> [Input rows]:
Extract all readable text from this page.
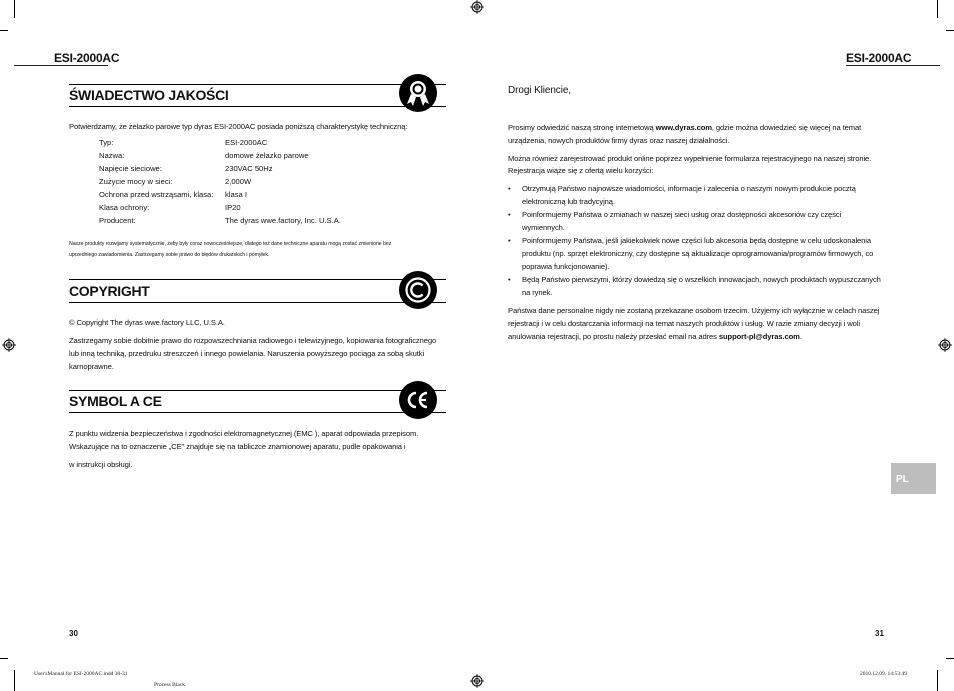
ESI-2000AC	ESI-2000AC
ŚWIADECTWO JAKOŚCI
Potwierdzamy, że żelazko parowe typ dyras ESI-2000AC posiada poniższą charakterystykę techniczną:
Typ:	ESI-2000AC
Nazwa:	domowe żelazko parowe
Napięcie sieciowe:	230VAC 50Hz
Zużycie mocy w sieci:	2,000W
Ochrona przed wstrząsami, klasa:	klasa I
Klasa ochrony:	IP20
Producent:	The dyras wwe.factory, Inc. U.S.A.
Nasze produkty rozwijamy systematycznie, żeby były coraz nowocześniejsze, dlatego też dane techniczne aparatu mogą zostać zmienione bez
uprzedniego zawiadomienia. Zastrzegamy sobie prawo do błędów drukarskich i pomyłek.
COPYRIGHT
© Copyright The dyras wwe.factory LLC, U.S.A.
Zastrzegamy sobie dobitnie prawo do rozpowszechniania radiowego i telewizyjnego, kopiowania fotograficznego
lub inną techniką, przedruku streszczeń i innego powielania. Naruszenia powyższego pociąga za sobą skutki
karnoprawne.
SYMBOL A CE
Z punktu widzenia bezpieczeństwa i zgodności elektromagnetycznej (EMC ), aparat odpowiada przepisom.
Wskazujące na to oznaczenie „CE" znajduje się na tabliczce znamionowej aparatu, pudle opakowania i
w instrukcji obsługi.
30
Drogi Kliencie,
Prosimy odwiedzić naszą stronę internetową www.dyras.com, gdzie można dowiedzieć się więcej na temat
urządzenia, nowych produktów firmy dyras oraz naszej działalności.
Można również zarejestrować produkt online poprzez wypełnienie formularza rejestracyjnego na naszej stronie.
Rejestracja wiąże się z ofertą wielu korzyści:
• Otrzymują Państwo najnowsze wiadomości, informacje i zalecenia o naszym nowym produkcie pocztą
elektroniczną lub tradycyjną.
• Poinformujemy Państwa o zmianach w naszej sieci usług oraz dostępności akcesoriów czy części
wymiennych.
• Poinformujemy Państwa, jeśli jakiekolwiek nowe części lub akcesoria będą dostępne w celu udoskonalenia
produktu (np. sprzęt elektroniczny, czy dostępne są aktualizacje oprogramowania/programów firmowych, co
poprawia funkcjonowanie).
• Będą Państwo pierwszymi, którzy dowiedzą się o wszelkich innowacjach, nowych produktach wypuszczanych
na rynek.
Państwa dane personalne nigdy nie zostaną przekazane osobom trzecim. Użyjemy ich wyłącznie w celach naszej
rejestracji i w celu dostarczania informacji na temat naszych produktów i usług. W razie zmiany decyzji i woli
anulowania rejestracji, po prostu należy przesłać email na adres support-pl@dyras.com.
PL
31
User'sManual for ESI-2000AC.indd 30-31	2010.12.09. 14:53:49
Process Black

...

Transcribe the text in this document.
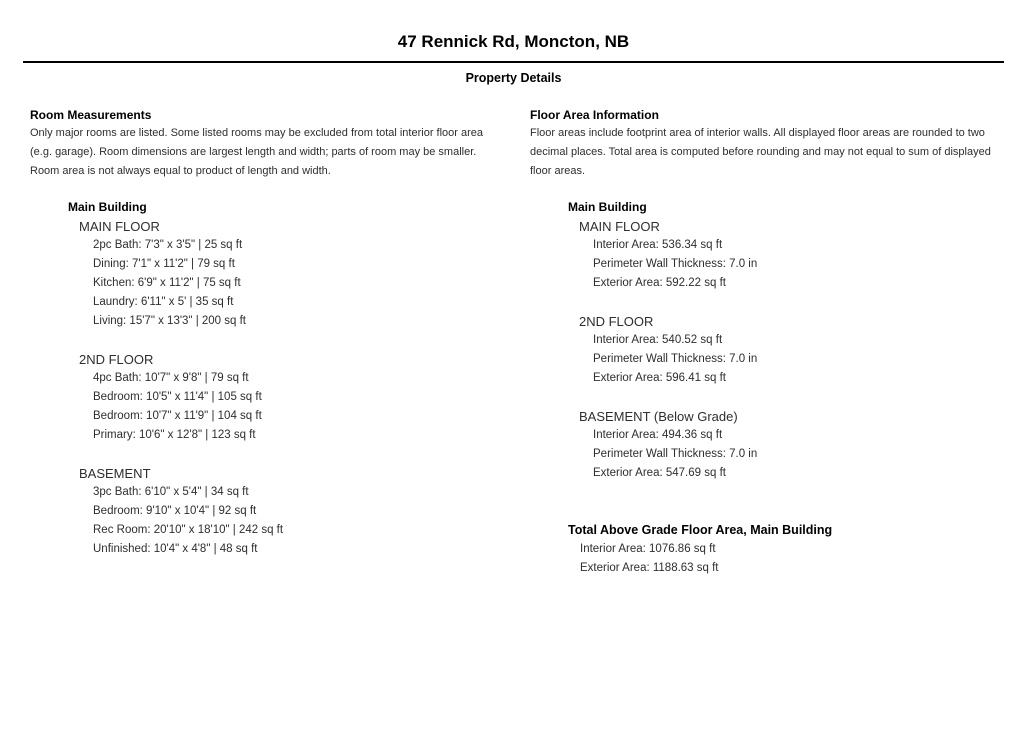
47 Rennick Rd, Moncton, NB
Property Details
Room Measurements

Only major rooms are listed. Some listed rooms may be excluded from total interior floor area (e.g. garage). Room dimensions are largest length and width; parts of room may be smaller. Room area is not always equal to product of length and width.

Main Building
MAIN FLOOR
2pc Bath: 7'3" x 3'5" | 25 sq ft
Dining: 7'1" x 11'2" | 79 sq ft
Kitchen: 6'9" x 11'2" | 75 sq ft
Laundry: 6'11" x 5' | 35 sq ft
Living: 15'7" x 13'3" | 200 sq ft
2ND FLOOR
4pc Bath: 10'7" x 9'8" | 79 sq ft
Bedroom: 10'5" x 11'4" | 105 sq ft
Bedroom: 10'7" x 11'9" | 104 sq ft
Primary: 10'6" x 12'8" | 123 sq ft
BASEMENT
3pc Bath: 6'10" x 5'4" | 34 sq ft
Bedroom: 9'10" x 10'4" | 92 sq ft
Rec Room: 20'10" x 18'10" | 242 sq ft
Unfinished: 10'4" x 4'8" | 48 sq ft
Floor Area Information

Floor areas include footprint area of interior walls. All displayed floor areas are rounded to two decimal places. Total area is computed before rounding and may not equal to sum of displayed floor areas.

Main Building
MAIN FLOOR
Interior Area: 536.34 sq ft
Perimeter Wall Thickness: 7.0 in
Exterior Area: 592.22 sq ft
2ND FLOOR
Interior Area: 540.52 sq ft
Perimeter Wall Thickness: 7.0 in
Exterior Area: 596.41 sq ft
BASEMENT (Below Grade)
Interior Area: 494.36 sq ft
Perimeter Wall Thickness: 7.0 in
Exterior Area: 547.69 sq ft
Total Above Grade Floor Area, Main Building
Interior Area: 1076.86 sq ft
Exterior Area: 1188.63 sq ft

> [Stated exercise]: Scan the data above; copy every line where "naszej" appears.

> [Solution to the exercise]:
urządzenia, nowych produktów firmy dyras oraz naszej działalności.
Można również zarejestrować produkt online poprzez wypełnienie formularza rejestracyjnego na naszej stronie.
• Poinformujemy Państwa o zmianach w naszej sieci usług oraz dostępności akcesoriów czy części
Państwa dane personalne nigdy nie zostaną przekazane osobom trzecim. Użyjemy ich wyłącznie w celach naszej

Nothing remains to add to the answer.